▶ [Data listing]
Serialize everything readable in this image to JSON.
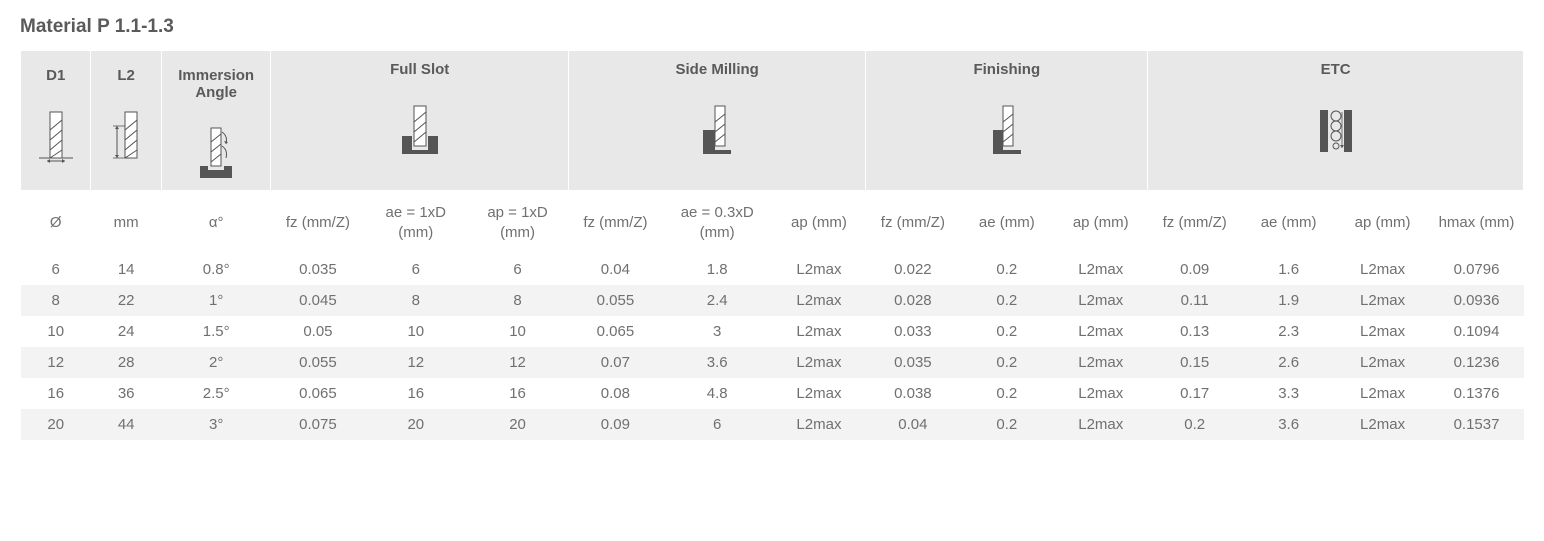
{
  "title": "Material P 1.1-1.3",
  "colors": {
    "header_bg": "#e8e8e8",
    "stripe_bg": "#f3f3f3",
    "text": "#707070",
    "title_text": "#5a5a5a",
    "icon_dark": "#555555",
    "icon_light": "#ffffff"
  },
  "groups": {
    "d1": "D1",
    "l2": "L2",
    "immersion": "Immersion Angle",
    "full_slot": "Full Slot",
    "side_milling": "Side Milling",
    "finishing": "Finishing",
    "etc": "ETC"
  },
  "sub": {
    "d1": "Ø",
    "l2": "mm",
    "immersion": "α°",
    "fs_fz": "fz (mm/Z)",
    "fs_ae": "ae = 1xD (mm)",
    "fs_ap": "ap = 1xD (mm)",
    "sm_fz": "fz (mm/Z)",
    "sm_ae": "ae = 0.3xD (mm)",
    "sm_ap": "ap (mm)",
    "fin_fz": "fz (mm/Z)",
    "fin_ae": "ae (mm)",
    "fin_ap": "ap (mm)",
    "etc_fz": "fz (mm/Z)",
    "etc_ae": "ae (mm)",
    "etc_ap": "ap (mm)",
    "etc_hmax": "hmax (mm)"
  },
  "rows": [
    {
      "d1": "6",
      "l2": "14",
      "imm": "0.8°",
      "fs_fz": "0.035",
      "fs_ae": "6",
      "fs_ap": "6",
      "sm_fz": "0.04",
      "sm_ae": "1.8",
      "sm_ap": "L2max",
      "fin_fz": "0.022",
      "fin_ae": "0.2",
      "fin_ap": "L2max",
      "etc_fz": "0.09",
      "etc_ae": "1.6",
      "etc_ap": "L2max",
      "etc_hmax": "0.0796"
    },
    {
      "d1": "8",
      "l2": "22",
      "imm": "1°",
      "fs_fz": "0.045",
      "fs_ae": "8",
      "fs_ap": "8",
      "sm_fz": "0.055",
      "sm_ae": "2.4",
      "sm_ap": "L2max",
      "fin_fz": "0.028",
      "fin_ae": "0.2",
      "fin_ap": "L2max",
      "etc_fz": "0.11",
      "etc_ae": "1.9",
      "etc_ap": "L2max",
      "etc_hmax": "0.0936"
    },
    {
      "d1": "10",
      "l2": "24",
      "imm": "1.5°",
      "fs_fz": "0.05",
      "fs_ae": "10",
      "fs_ap": "10",
      "sm_fz": "0.065",
      "sm_ae": "3",
      "sm_ap": "L2max",
      "fin_fz": "0.033",
      "fin_ae": "0.2",
      "fin_ap": "L2max",
      "etc_fz": "0.13",
      "etc_ae": "2.3",
      "etc_ap": "L2max",
      "etc_hmax": "0.1094"
    },
    {
      "d1": "12",
      "l2": "28",
      "imm": "2°",
      "fs_fz": "0.055",
      "fs_ae": "12",
      "fs_ap": "12",
      "sm_fz": "0.07",
      "sm_ae": "3.6",
      "sm_ap": "L2max",
      "fin_fz": "0.035",
      "fin_ae": "0.2",
      "fin_ap": "L2max",
      "etc_fz": "0.15",
      "etc_ae": "2.6",
      "etc_ap": "L2max",
      "etc_hmax": "0.1236"
    },
    {
      "d1": "16",
      "l2": "36",
      "imm": "2.5°",
      "fs_fz": "0.065",
      "fs_ae": "16",
      "fs_ap": "16",
      "sm_fz": "0.08",
      "sm_ae": "4.8",
      "sm_ap": "L2max",
      "fin_fz": "0.038",
      "fin_ae": "0.2",
      "fin_ap": "L2max",
      "etc_fz": "0.17",
      "etc_ae": "3.3",
      "etc_ap": "L2max",
      "etc_hmax": "0.1376"
    },
    {
      "d1": "20",
      "l2": "44",
      "imm": "3°",
      "fs_fz": "0.075",
      "fs_ae": "20",
      "fs_ap": "20",
      "sm_fz": "0.09",
      "sm_ae": "6",
      "sm_ap": "L2max",
      "fin_fz": "0.04",
      "fin_ae": "0.2",
      "fin_ap": "L2max",
      "etc_fz": "0.2",
      "etc_ae": "3.6",
      "etc_ap": "L2max",
      "etc_hmax": "0.1537"
    }
  ],
  "col_widths_pct": [
    4.5,
    4.5,
    7,
    6,
    6.5,
    6.5,
    6,
    7,
    6,
    6,
    6,
    6,
    6,
    6,
    6,
    6
  ],
  "row_keys": [
    "d1",
    "l2",
    "imm",
    "fs_fz",
    "fs_ae",
    "fs_ap",
    "sm_fz",
    "sm_ae",
    "sm_ap",
    "fin_fz",
    "fin_ae",
    "fin_ap",
    "etc_fz",
    "etc_ae",
    "etc_ap",
    "etc_hmax"
  ]
}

▶ [Goal of the exercise]
Write out each line again precisely as it appears, skipping every picture.

▶ [Solution below]
Serialize everything readable in this image to JSON.
{
  "title": "Material P 1.1-1.3",
  "colors": {
    "header_bg": "#e8e8e8",
    "stripe_bg": "#f3f3f3",
    "text": "#707070",
    "title_text": "#5a5a5a",
    "icon_dark": "#555555",
    "icon_light": "#ffffff"
  },
  "groups": {
    "d1": "D1",
    "l2": "L2",
    "immersion": "Immersion Angle",
    "full_slot": "Full Slot",
    "side_milling": "Side Milling",
    "finishing": "Finishing",
    "etc": "ETC"
  },
  "sub": {
    "d1": "Ø",
    "l2": "mm",
    "immersion": "α°",
    "fs_fz": "fz (mm/Z)",
    "fs_ae": "ae = 1xD (mm)",
    "fs_ap": "ap = 1xD (mm)",
    "sm_fz": "fz (mm/Z)",
    "sm_ae": "ae = 0.3xD (mm)",
    "sm_ap": "ap (mm)",
    "fin_fz": "fz (mm/Z)",
    "fin_ae": "ae (mm)",
    "fin_ap": "ap (mm)",
    "etc_fz": "fz (mm/Z)",
    "etc_ae": "ae (mm)",
    "etc_ap": "ap (mm)",
    "etc_hmax": "hmax (mm)"
  },
  "rows": [
    {
      "d1": "6",
      "l2": "14",
      "imm": "0.8°",
      "fs_fz": "0.035",
      "fs_ae": "6",
      "fs_ap": "6",
      "sm_fz": "0.04",
      "sm_ae": "1.8",
      "sm_ap": "L2max",
      "fin_fz": "0.022",
      "fin_ae": "0.2",
      "fin_ap": "L2max",
      "etc_fz": "0.09",
      "etc_ae": "1.6",
      "etc_ap": "L2max",
      "etc_hmax": "0.0796"
    },
    {
      "d1": "8",
      "l2": "22",
      "imm": "1°",
      "fs_fz": "0.045",
      "fs_ae": "8",
      "fs_ap": "8",
      "sm_fz": "0.055",
      "sm_ae": "2.4",
      "sm_ap": "L2max",
      "fin_fz": "0.028",
      "fin_ae": "0.2",
      "fin_ap": "L2max",
      "etc_fz": "0.11",
      "etc_ae": "1.9",
      "etc_ap": "L2max",
      "etc_hmax": "0.0936"
    },
    {
      "d1": "10",
      "l2": "24",
      "imm": "1.5°",
      "fs_fz": "0.05",
      "fs_ae": "10",
      "fs_ap": "10",
      "sm_fz": "0.065",
      "sm_ae": "3",
      "sm_ap": "L2max",
      "fin_fz": "0.033",
      "fin_ae": "0.2",
      "fin_ap": "L2max",
      "etc_fz": "0.13",
      "etc_ae": "2.3",
      "etc_ap": "L2max",
      "etc_hmax": "0.1094"
    },
    {
      "d1": "12",
      "l2": "28",
      "imm": "2°",
      "fs_fz": "0.055",
      "fs_ae": "12",
      "fs_ap": "12",
      "sm_fz": "0.07",
      "sm_ae": "3.6",
      "sm_ap": "L2max",
      "fin_fz": "0.035",
      "fin_ae": "0.2",
      "fin_ap": "L2max",
      "etc_fz": "0.15",
      "etc_ae": "2.6",
      "etc_ap": "L2max",
      "etc_hmax": "0.1236"
    },
    {
      "d1": "16",
      "l2": "36",
      "imm": "2.5°",
      "fs_fz": "0.065",
      "fs_ae": "16",
      "fs_ap": "16",
      "sm_fz": "0.08",
      "sm_ae": "4.8",
      "sm_ap": "L2max",
      "fin_fz": "0.038",
      "fin_ae": "0.2",
      "fin_ap": "L2max",
      "etc_fz": "0.17",
      "etc_ae": "3.3",
      "etc_ap": "L2max",
      "etc_hmax": "0.1376"
    },
    {
      "d1": "20",
      "l2": "44",
      "imm": "3°",
      "fs_fz": "0.075",
      "fs_ae": "20",
      "fs_ap": "20",
      "sm_fz": "0.09",
      "sm_ae": "6",
      "sm_ap": "L2max",
      "fin_fz": "0.04",
      "fin_ae": "0.2",
      "fin_ap": "L2max",
      "etc_fz": "0.2",
      "etc_ae": "3.6",
      "etc_ap": "L2max",
      "etc_hmax": "0.1537"
    }
  ],
  "col_widths_pct": [
    4.5,
    4.5,
    7,
    6,
    6.5,
    6.5,
    6,
    7,
    6,
    6,
    6,
    6,
    6,
    6,
    6,
    6
  ],
  "row_keys": [
    "d1",
    "l2",
    "imm",
    "fs_fz",
    "fs_ae",
    "fs_ap",
    "sm_fz",
    "sm_ae",
    "sm_ap",
    "fin_fz",
    "fin_ae",
    "fin_ap",
    "etc_fz",
    "etc_ae",
    "etc_ap",
    "etc_hmax"
  ]
}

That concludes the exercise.